:: Exercise task ::
Reproduce the listing word for word. Skip any image.

----------------

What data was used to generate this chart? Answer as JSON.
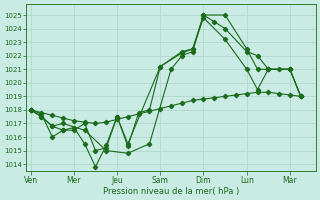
{
  "background_color": "#caeae4",
  "grid_color": "#b0d8ce",
  "line_color": "#1a6b1a",
  "marker_color": "#1a6b1a",
  "xlabel": "Pression niveau de la mer( hPa )",
  "ylim": [
    1013.5,
    1025.8
  ],
  "yticks": [
    1014,
    1015,
    1016,
    1017,
    1018,
    1019,
    1020,
    1021,
    1022,
    1023,
    1024,
    1025
  ],
  "xtick_labels": [
    "Ven",
    "Mer",
    "Jeu",
    "Sam",
    "Dim",
    "Lun",
    "Mar"
  ],
  "xtick_positions": [
    0,
    2,
    4,
    6,
    8,
    10,
    12
  ],
  "xlim": [
    -0.2,
    13.2
  ],
  "s1_x": [
    0,
    0.5,
    1.0,
    1.5,
    2.0,
    2.5,
    3.0,
    3.5,
    4.0,
    4.5,
    5.0,
    5.5,
    6.0,
    6.5,
    7.0,
    7.5,
    8.0,
    8.5,
    9.0,
    9.5,
    10.0,
    10.5,
    11.0,
    11.5,
    12.0,
    12.5
  ],
  "s1_y": [
    1018.0,
    1017.8,
    1017.6,
    1017.4,
    1017.2,
    1017.1,
    1017.0,
    1017.1,
    1017.3,
    1017.5,
    1017.7,
    1017.9,
    1018.1,
    1018.3,
    1018.5,
    1018.7,
    1018.8,
    1018.9,
    1019.0,
    1019.1,
    1019.2,
    1019.3,
    1019.3,
    1019.2,
    1019.1,
    1019.0
  ],
  "s2_x": [
    0,
    0.5,
    1.0,
    1.5,
    2.0,
    2.5,
    3.0,
    3.5,
    4.0,
    4.5,
    5.0,
    5.5,
    6.0,
    7.0,
    7.5,
    8.0,
    9.0,
    10.0,
    10.5,
    11.0,
    12.0,
    12.5
  ],
  "s2_y": [
    1018.0,
    1017.7,
    1016.0,
    1016.5,
    1016.5,
    1017.0,
    1015.0,
    1015.2,
    1017.5,
    1015.3,
    1017.8,
    1018.0,
    1021.2,
    1022.3,
    1022.5,
    1024.8,
    1023.2,
    1021.0,
    1019.5,
    1021.0,
    1021.0,
    1019.0
  ],
  "s3_x": [
    0,
    0.5,
    1.0,
    1.5,
    2.0,
    2.5,
    3.0,
    3.5,
    4.0,
    4.5,
    6.0,
    7.0,
    7.5,
    8.0,
    9.0,
    10.0,
    10.5,
    11.0,
    12.0,
    12.5
  ],
  "s3_y": [
    1018.0,
    1017.5,
    1016.8,
    1016.5,
    1016.7,
    1015.5,
    1013.8,
    1015.4,
    1017.5,
    1015.5,
    1021.2,
    1022.2,
    1022.5,
    1025.0,
    1025.0,
    1022.5,
    1021.0,
    1021.0,
    1021.0,
    1019.0
  ],
  "s4_x": [
    0,
    0.5,
    1.0,
    1.5,
    2.5,
    3.5,
    4.5,
    5.5,
    6.5,
    7.0,
    7.5,
    8.0,
    8.5,
    9.0,
    10.0,
    10.5,
    11.0,
    11.5,
    12.0,
    12.5
  ],
  "s4_y": [
    1018.0,
    1017.5,
    1016.8,
    1017.0,
    1016.5,
    1015.0,
    1014.8,
    1015.5,
    1021.0,
    1022.0,
    1022.3,
    1025.0,
    1024.5,
    1024.0,
    1022.3,
    1022.0,
    1021.0,
    1021.0,
    1021.0,
    1019.0
  ]
}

----------------

:: Solution to the exercise ::
What data was used to generate this chart? Answer as JSON.
{
  "background_color": "#caeae4",
  "grid_color": "#b0d8ce",
  "line_color": "#1a6b1a",
  "marker_color": "#1a6b1a",
  "xlabel": "Pression niveau de la mer( hPa )",
  "ylim": [
    1013.5,
    1025.8
  ],
  "yticks": [
    1014,
    1015,
    1016,
    1017,
    1018,
    1019,
    1020,
    1021,
    1022,
    1023,
    1024,
    1025
  ],
  "xtick_labels": [
    "Ven",
    "Mer",
    "Jeu",
    "Sam",
    "Dim",
    "Lun",
    "Mar"
  ],
  "xtick_positions": [
    0,
    2,
    4,
    6,
    8,
    10,
    12
  ],
  "xlim": [
    -0.2,
    13.2
  ],
  "s1_x": [
    0,
    0.5,
    1.0,
    1.5,
    2.0,
    2.5,
    3.0,
    3.5,
    4.0,
    4.5,
    5.0,
    5.5,
    6.0,
    6.5,
    7.0,
    7.5,
    8.0,
    8.5,
    9.0,
    9.5,
    10.0,
    10.5,
    11.0,
    11.5,
    12.0,
    12.5
  ],
  "s1_y": [
    1018.0,
    1017.8,
    1017.6,
    1017.4,
    1017.2,
    1017.1,
    1017.0,
    1017.1,
    1017.3,
    1017.5,
    1017.7,
    1017.9,
    1018.1,
    1018.3,
    1018.5,
    1018.7,
    1018.8,
    1018.9,
    1019.0,
    1019.1,
    1019.2,
    1019.3,
    1019.3,
    1019.2,
    1019.1,
    1019.0
  ],
  "s2_x": [
    0,
    0.5,
    1.0,
    1.5,
    2.0,
    2.5,
    3.0,
    3.5,
    4.0,
    4.5,
    5.0,
    5.5,
    6.0,
    7.0,
    7.5,
    8.0,
    9.0,
    10.0,
    10.5,
    11.0,
    12.0,
    12.5
  ],
  "s2_y": [
    1018.0,
    1017.7,
    1016.0,
    1016.5,
    1016.5,
    1017.0,
    1015.0,
    1015.2,
    1017.5,
    1015.3,
    1017.8,
    1018.0,
    1021.2,
    1022.3,
    1022.5,
    1024.8,
    1023.2,
    1021.0,
    1019.5,
    1021.0,
    1021.0,
    1019.0
  ],
  "s3_x": [
    0,
    0.5,
    1.0,
    1.5,
    2.0,
    2.5,
    3.0,
    3.5,
    4.0,
    4.5,
    6.0,
    7.0,
    7.5,
    8.0,
    9.0,
    10.0,
    10.5,
    11.0,
    12.0,
    12.5
  ],
  "s3_y": [
    1018.0,
    1017.5,
    1016.8,
    1016.5,
    1016.7,
    1015.5,
    1013.8,
    1015.4,
    1017.5,
    1015.5,
    1021.2,
    1022.2,
    1022.5,
    1025.0,
    1025.0,
    1022.5,
    1021.0,
    1021.0,
    1021.0,
    1019.0
  ],
  "s4_x": [
    0,
    0.5,
    1.0,
    1.5,
    2.5,
    3.5,
    4.5,
    5.5,
    6.5,
    7.0,
    7.5,
    8.0,
    8.5,
    9.0,
    10.0,
    10.5,
    11.0,
    11.5,
    12.0,
    12.5
  ],
  "s4_y": [
    1018.0,
    1017.5,
    1016.8,
    1017.0,
    1016.5,
    1015.0,
    1014.8,
    1015.5,
    1021.0,
    1022.0,
    1022.3,
    1025.0,
    1024.5,
    1024.0,
    1022.3,
    1022.0,
    1021.0,
    1021.0,
    1021.0,
    1019.0
  ]
}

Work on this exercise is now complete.